# Stated task:
Nothing may be dropped or altered: reproduce all the data.

** Begin **

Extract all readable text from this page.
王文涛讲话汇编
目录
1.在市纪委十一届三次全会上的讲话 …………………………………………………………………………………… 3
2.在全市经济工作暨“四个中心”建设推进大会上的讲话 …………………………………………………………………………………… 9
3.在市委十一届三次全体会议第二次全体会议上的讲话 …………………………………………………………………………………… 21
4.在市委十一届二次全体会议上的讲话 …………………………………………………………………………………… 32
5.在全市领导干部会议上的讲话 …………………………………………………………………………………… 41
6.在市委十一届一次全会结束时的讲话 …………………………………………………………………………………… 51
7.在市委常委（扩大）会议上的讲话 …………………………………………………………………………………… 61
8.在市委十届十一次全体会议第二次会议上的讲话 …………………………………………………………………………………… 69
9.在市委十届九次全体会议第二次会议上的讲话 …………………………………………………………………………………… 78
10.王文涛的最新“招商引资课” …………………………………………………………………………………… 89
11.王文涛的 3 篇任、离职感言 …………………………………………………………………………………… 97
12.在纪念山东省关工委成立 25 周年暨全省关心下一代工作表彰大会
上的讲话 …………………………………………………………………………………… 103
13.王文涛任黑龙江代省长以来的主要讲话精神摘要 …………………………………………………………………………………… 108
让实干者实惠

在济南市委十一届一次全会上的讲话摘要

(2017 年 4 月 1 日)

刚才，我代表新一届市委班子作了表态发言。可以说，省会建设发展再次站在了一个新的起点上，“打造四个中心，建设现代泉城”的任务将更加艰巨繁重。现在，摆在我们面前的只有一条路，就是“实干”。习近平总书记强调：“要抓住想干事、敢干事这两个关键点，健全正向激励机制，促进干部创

** End **

# Completed task:
Extract all readable text from this page.
王文涛讲话汇编
目录
1.在市纪委十一届三次全会上的讲话 …………………………………………………………………………………… 3
2.在全市经济工作暨“四个中心”建设推进大会上的讲话 …………………………………………………………………………………… 9
3.在市委十一届三次全体会议第二次全体会议上的讲话 …………………………………………………………………………………… 21
4.在市委十一届二次全体会议上的讲话 …………………………………………………………………………………… 32
5.在全市领导干部会议上的讲话 …………………………………………………………………………………… 41
6.在市委十一届一次全会结束时的讲话 …………………………………………………………………………………… 51
7.在市委常委（扩大）会议上的讲话 …………………………………………………………………………………… 61
8.在市委十届十一次全体会议第二次会议上的讲话 …………………………………………………………………………………… 69
9.在市委十届九次全体会议第二次会议上的讲话 …………………………………………………………………………………… 78
10.王文涛的最新“招商引资课” …………………………………………………………………………………… 89
11.王文涛的 3 篇任、离职感言 …………………………………………………………………………………… 97
12.在纪念山东省关工委成立 25 周年暨全省关心下一代工作表彰大会
上的讲话 …………………………………………………………………………………… 103
13.王文涛任黑龙江代省长以来的主要讲话精神摘要 …………………………………………………………………………………… 108
让实干者实惠

在济南市委十一届一次全会上的讲话摘要

(2017 年 4 月 1 日)

刚才，我代表新一届市委班子作了表态发言。可以说，省会建设发展再次站在了一个新的起点上，“打造四个中心，建设现代泉城”的任务将更加艰巨繁重。现在，摆在我们面前的只有一条路，就是“实干”。习近平总书记强调：“要抓住想干事、敢干事这两个关键点，健全正向激励机制，促进干部创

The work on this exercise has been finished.